◆ **Source data**:
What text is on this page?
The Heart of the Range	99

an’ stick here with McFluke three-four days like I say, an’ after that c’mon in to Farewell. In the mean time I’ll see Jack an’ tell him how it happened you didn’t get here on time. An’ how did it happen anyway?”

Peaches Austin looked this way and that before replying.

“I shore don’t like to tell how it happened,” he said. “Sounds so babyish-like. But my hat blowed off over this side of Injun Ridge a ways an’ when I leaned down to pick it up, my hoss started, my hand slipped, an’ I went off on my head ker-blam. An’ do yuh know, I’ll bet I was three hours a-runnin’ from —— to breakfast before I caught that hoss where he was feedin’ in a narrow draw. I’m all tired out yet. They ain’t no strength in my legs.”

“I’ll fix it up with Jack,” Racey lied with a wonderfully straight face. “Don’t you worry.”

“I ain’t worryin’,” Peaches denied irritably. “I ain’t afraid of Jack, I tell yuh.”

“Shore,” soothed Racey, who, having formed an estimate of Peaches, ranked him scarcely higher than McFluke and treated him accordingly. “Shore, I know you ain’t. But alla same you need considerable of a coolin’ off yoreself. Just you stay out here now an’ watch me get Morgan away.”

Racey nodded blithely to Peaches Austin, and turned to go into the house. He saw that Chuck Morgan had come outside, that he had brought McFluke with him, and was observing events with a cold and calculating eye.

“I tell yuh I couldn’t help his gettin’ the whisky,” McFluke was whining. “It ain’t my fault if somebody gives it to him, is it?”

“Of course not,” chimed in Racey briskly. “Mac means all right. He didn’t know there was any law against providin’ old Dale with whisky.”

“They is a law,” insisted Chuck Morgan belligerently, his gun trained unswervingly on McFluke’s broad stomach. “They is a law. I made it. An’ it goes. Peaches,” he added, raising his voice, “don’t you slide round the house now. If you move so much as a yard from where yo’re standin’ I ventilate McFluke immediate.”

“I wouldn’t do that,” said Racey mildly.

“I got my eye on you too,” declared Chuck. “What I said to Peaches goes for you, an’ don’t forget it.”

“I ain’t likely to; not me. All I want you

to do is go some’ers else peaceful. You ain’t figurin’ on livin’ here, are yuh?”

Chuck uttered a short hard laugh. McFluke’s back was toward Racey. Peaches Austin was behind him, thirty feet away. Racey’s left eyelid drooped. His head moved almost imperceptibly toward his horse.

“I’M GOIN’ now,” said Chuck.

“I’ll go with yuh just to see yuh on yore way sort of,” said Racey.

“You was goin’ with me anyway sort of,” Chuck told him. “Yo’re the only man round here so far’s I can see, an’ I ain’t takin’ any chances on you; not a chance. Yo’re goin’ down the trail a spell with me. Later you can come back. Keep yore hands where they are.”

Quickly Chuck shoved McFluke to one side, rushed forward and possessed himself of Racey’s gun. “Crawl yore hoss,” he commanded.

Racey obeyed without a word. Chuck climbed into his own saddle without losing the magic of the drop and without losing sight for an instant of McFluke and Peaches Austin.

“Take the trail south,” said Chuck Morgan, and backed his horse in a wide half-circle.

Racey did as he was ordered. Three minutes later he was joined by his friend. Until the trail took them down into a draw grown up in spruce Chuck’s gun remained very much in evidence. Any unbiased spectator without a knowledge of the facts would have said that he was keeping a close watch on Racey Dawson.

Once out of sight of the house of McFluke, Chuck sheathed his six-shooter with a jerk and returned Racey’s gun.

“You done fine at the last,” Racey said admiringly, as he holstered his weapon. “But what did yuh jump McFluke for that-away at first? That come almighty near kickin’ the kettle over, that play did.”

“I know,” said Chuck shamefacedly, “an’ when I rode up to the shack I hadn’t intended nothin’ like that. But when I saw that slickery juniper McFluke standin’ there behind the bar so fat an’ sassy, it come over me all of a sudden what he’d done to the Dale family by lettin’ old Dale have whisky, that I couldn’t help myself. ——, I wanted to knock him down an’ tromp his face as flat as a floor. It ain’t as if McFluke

◆ **Given request**:
Return the whole listing exactly.

◆ **The reply**:
What text is on this page?
The Heart of the Range	99

an’ stick here with McFluke three-four days like I say, an’ after that c’mon in to Farewell. In the mean time I’ll see Jack an’ tell him how it happened you didn’t get here on time. An’ how did it happen anyway?”

Peaches Austin looked this way and that before replying.

“I shore don’t like to tell how it happened,” he said. “Sounds so babyish-like. But my hat blowed off over this side of Injun Ridge a ways an’ when I leaned down to pick it up, my hoss started, my hand slipped, an’ I went off on my head ker-blam. An’ do yuh know, I’ll bet I was three hours a-runnin’ from —— to breakfast before I caught that hoss where he was feedin’ in a narrow draw. I’m all tired out yet. They ain’t no strength in my legs.”

“I’ll fix it up with Jack,” Racey lied with a wonderfully straight face. “Don’t you worry.”

“I ain’t worryin’,” Peaches denied irritably. “I ain’t afraid of Jack, I tell yuh.”

“Shore,” soothed Racey, who, having formed an estimate of Peaches, ranked him scarcely higher than McFluke and treated him accordingly. “Shore, I know you ain’t. But alla same you need considerable of a coolin’ off yoreself. Just you stay out here now an’ watch me get Morgan away.”

Racey nodded blithely to Peaches Austin, and turned to go into the house. He saw that Chuck Morgan had come outside, that he had brought McFluke with him, and was observing events with a cold and calculating eye.

“I tell yuh I couldn’t help his gettin’ the whisky,” McFluke was whining. “It ain’t my fault if somebody gives it to him, is it?”

“Of course not,” chimed in Racey briskly. “Mac means all right. He didn’t know there was any law against providin’ old Dale with whisky.”

“They is a law,” insisted Chuck Morgan belligerently, his gun trained unswervingly on McFluke’s broad stomach. “They is a law. I made it. An’ it goes. Peaches,” he added, raising his voice, “don’t you slide round the house now. If you move so much as a yard from where yo’re standin’ I ventilate McFluke immediate.”

“I wouldn’t do that,” said Racey mildly.

“I got my eye on you too,” declared Chuck. “What I said to Peaches goes for you, an’ don’t forget it.”

“I ain’t likely to; not me. All I want you

to do is go some’ers else peaceful. You ain’t figurin’ on livin’ here, are yuh?”

Chuck uttered a short hard laugh. McFluke’s back was toward Racey. Peaches Austin was behind him, thirty feet away. Racey’s left eyelid drooped. His head moved almost imperceptibly toward his horse.

“I’M GOIN’ now,” said Chuck.

“I’ll go with yuh just to see yuh on yore way sort of,” said Racey.

“You was goin’ with me anyway sort of,” Chuck told him. “Yo’re the only man round here so far’s I can see, an’ I ain’t takin’ any chances on you; not a chance. Yo’re goin’ down the trail a spell with me. Later you can come back. Keep yore hands where they are.”

Quickly Chuck shoved McFluke to one side, rushed forward and possessed himself of Racey’s gun. “Crawl yore hoss,” he commanded.

Racey obeyed without a word. Chuck climbed into his own saddle without losing the magic of the drop and without losing sight for an instant of McFluke and Peaches Austin.

“Take the trail south,” said Chuck Morgan, and backed his horse in a wide half-circle.

Racey did as he was ordered. Three minutes later he was joined by his friend. Until the trail took them down into a draw grown up in spruce Chuck’s gun remained very much in evidence. Any unbiased spectator without a knowledge of the facts would have said that he was keeping a close watch on Racey Dawson.

Once out of sight of the house of McFluke, Chuck sheathed his six-shooter with a jerk and returned Racey’s gun.

“You done fine at the last,” Racey said admiringly, as he holstered his weapon. “But what did yuh jump McFluke for that-away at first? That come almighty near kickin’ the kettle over, that play did.”

“I know,” said Chuck shamefacedly, “an’ when I rode up to the shack I hadn’t intended nothin’ like that. But when I saw that slickery juniper McFluke standin’ there behind the bar so fat an’ sassy, it come over me all of a sudden what he’d done to the Dale family by lettin’ old Dale have whisky, that I couldn’t help myself. ——, I wanted to knock him down an’ tromp his face as flat as a floor. It ain’t as if McFluke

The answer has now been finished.